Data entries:

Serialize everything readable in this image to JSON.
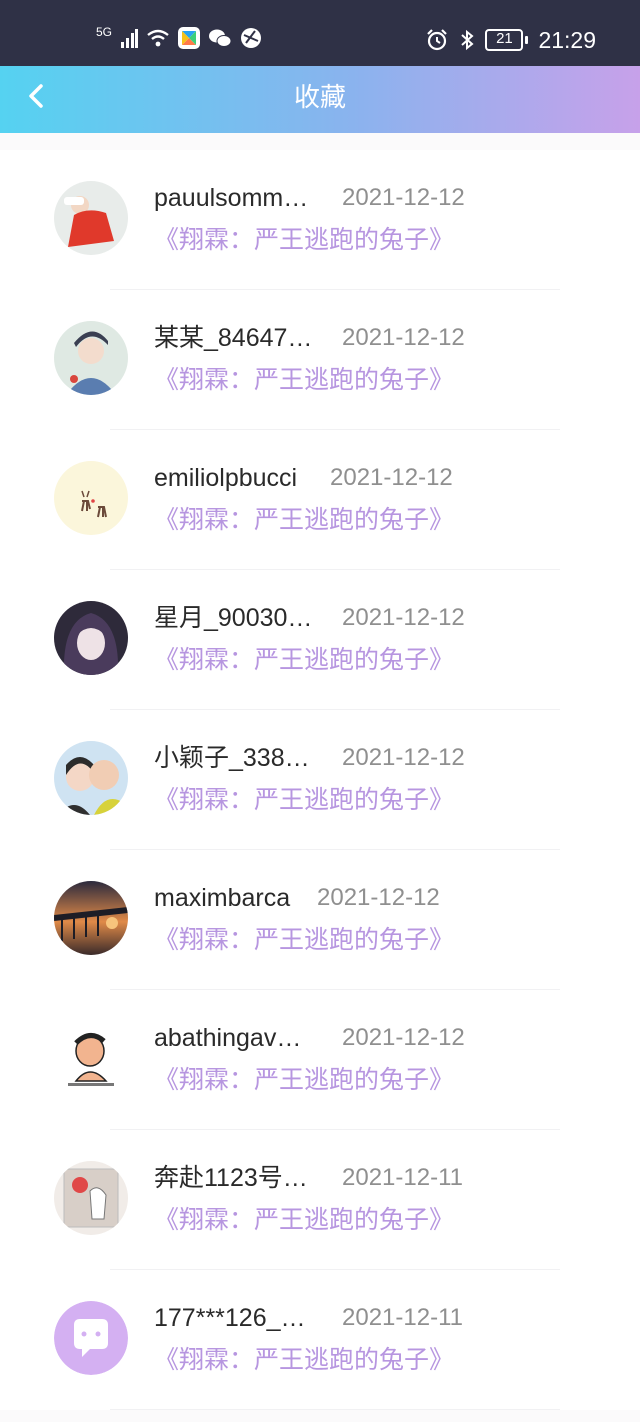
{
  "status_bar": {
    "network": "5G",
    "battery_level": "21",
    "time": "21:29",
    "icons": [
      "signal-icon",
      "wifi-icon",
      "app-icon",
      "wechat-icon",
      "browser-icon",
      "alarm-icon",
      "bluetooth-icon",
      "battery-icon"
    ]
  },
  "header": {
    "back_icon": "chevron-left-icon",
    "title": "收藏"
  },
  "items": [
    {
      "username": "pauulsomm…",
      "date": "2021-12-12",
      "title": "《翔霖：严王逃跑的兔子》",
      "avatar": "avatar-photo"
    },
    {
      "username": "某某_84647…",
      "date": "2021-12-12",
      "title": "《翔霖：严王逃跑的兔子》",
      "avatar": "avatar-photo"
    },
    {
      "username": "emiliolpbucci",
      "date": "2021-12-12",
      "title": "《翔霖：严王逃跑的兔子》",
      "avatar": "avatar-photo"
    },
    {
      "username": "星月_90030…",
      "date": "2021-12-12",
      "title": "《翔霖：严王逃跑的兔子》",
      "avatar": "avatar-photo"
    },
    {
      "username": "小颖子_338…",
      "date": "2021-12-12",
      "title": "《翔霖：严王逃跑的兔子》",
      "avatar": "avatar-photo"
    },
    {
      "username": "maximbarca",
      "date": "2021-12-12",
      "title": "《翔霖：严王逃跑的兔子》",
      "avatar": "avatar-photo"
    },
    {
      "username": "abathingav…",
      "date": "2021-12-12",
      "title": "《翔霖：严王逃跑的兔子》",
      "avatar": "avatar-photo"
    },
    {
      "username": "奔赴1123号…",
      "date": "2021-12-11",
      "title": "《翔霖：严王逃跑的兔子》",
      "avatar": "avatar-photo"
    },
    {
      "username": "177***126_…",
      "date": "2021-12-11",
      "title": "《翔霖：严王逃跑的兔子》",
      "avatar": "default-avatar-icon"
    }
  ],
  "colors": {
    "header_gradient_start": "#55d2f1",
    "header_gradient_end": "#c7a1ea",
    "title_accent": "#b796e0"
  }
}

■ SHORT TASK:
Write the records out again in full, exactly, and skip every picture.

■ CORRECT RESULT:
Serialize everything readable in this image to JSON.
{
  "status_bar": {
    "network": "5G",
    "battery_level": "21",
    "time": "21:29",
    "icons": [
      "signal-icon",
      "wifi-icon",
      "app-icon",
      "wechat-icon",
      "browser-icon",
      "alarm-icon",
      "bluetooth-icon",
      "battery-icon"
    ]
  },
  "header": {
    "back_icon": "chevron-left-icon",
    "title": "收藏"
  },
  "items": [
    {
      "username": "pauulsomm…",
      "date": "2021-12-12",
      "title": "《翔霖：严王逃跑的兔子》",
      "avatar": "avatar-photo"
    },
    {
      "username": "某某_84647…",
      "date": "2021-12-12",
      "title": "《翔霖：严王逃跑的兔子》",
      "avatar": "avatar-photo"
    },
    {
      "username": "emiliolpbucci",
      "date": "2021-12-12",
      "title": "《翔霖：严王逃跑的兔子》",
      "avatar": "avatar-photo"
    },
    {
      "username": "星月_90030…",
      "date": "2021-12-12",
      "title": "《翔霖：严王逃跑的兔子》",
      "avatar": "avatar-photo"
    },
    {
      "username": "小颖子_338…",
      "date": "2021-12-12",
      "title": "《翔霖：严王逃跑的兔子》",
      "avatar": "avatar-photo"
    },
    {
      "username": "maximbarca",
      "date": "2021-12-12",
      "title": "《翔霖：严王逃跑的兔子》",
      "avatar": "avatar-photo"
    },
    {
      "username": "abathingav…",
      "date": "2021-12-12",
      "title": "《翔霖：严王逃跑的兔子》",
      "avatar": "avatar-photo"
    },
    {
      "username": "奔赴1123号…",
      "date": "2021-12-11",
      "title": "《翔霖：严王逃跑的兔子》",
      "avatar": "avatar-photo"
    },
    {
      "username": "177***126_…",
      "date": "2021-12-11",
      "title": "《翔霖：严王逃跑的兔子》",
      "avatar": "default-avatar-icon"
    }
  ],
  "colors": {
    "header_gradient_start": "#55d2f1",
    "header_gradient_end": "#c7a1ea",
    "title_accent": "#b796e0"
  }
}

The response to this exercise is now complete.